··· Dataset entries

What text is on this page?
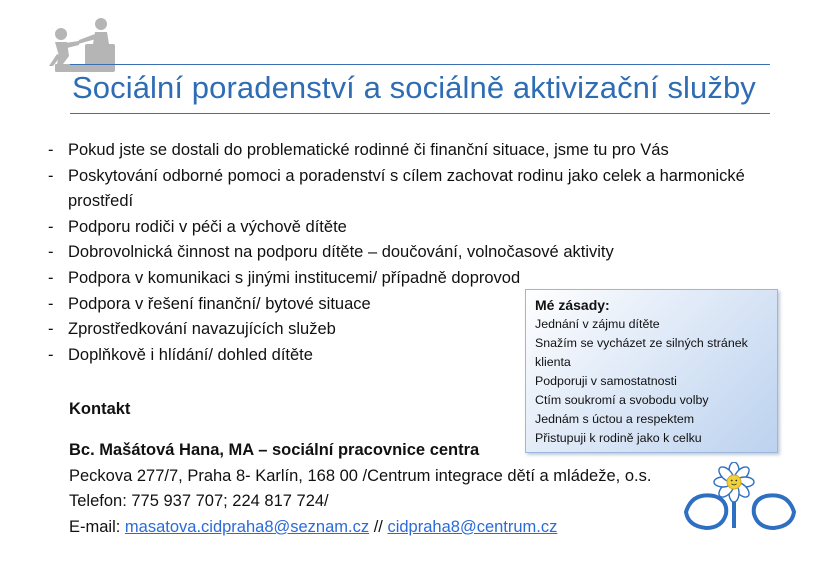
Sociální poradenství a sociálně aktivizační služby
- Pokud jste se dostali do problematické rodinné či finanční situace, jsme tu pro Vás
- Poskytování odborné pomoci a poradenství s cílem zachovat rodinu jako celek a harmonické prostředí
- Podporu rodiči v péči a výchově dítěte
- Dobrovolnická činnost na podporu dítěte – doučování, volnočasové aktivity
- Podpora v komunikaci s jinými institucemi/ případně doprovod
- Podpora v řešení finanční/ bytové situace
- Zprostředkování navazujících služeb
- Doplňkově i hlídání/ dohled dítěte
Kontakt
Bc. Mašátová Hana, MA – sociální pracovnice centra
Peckova 277/7, Praha 8- Karlín, 168 00 /Centrum integrace dětí a mládeže, o.s.
Telefon: 775 937 707; 224 817 724/
E-mail: masatova.cidpraha8@seznam.cz // cidpraha8@centrum.cz
Mé zásady:
Jednání v zájmu dítěte
Snažím se vycházet ze silných stránek
klienta
Podporuji v samostatnosti
Ctím soukromí a svobodu volby
Jednám s úctou a respektem
Přistupuji k rodině jako k celku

······

Problem requirements
Of all the lines above, how many contain the word "finanční"? Give the number and nothing else.

The solution
2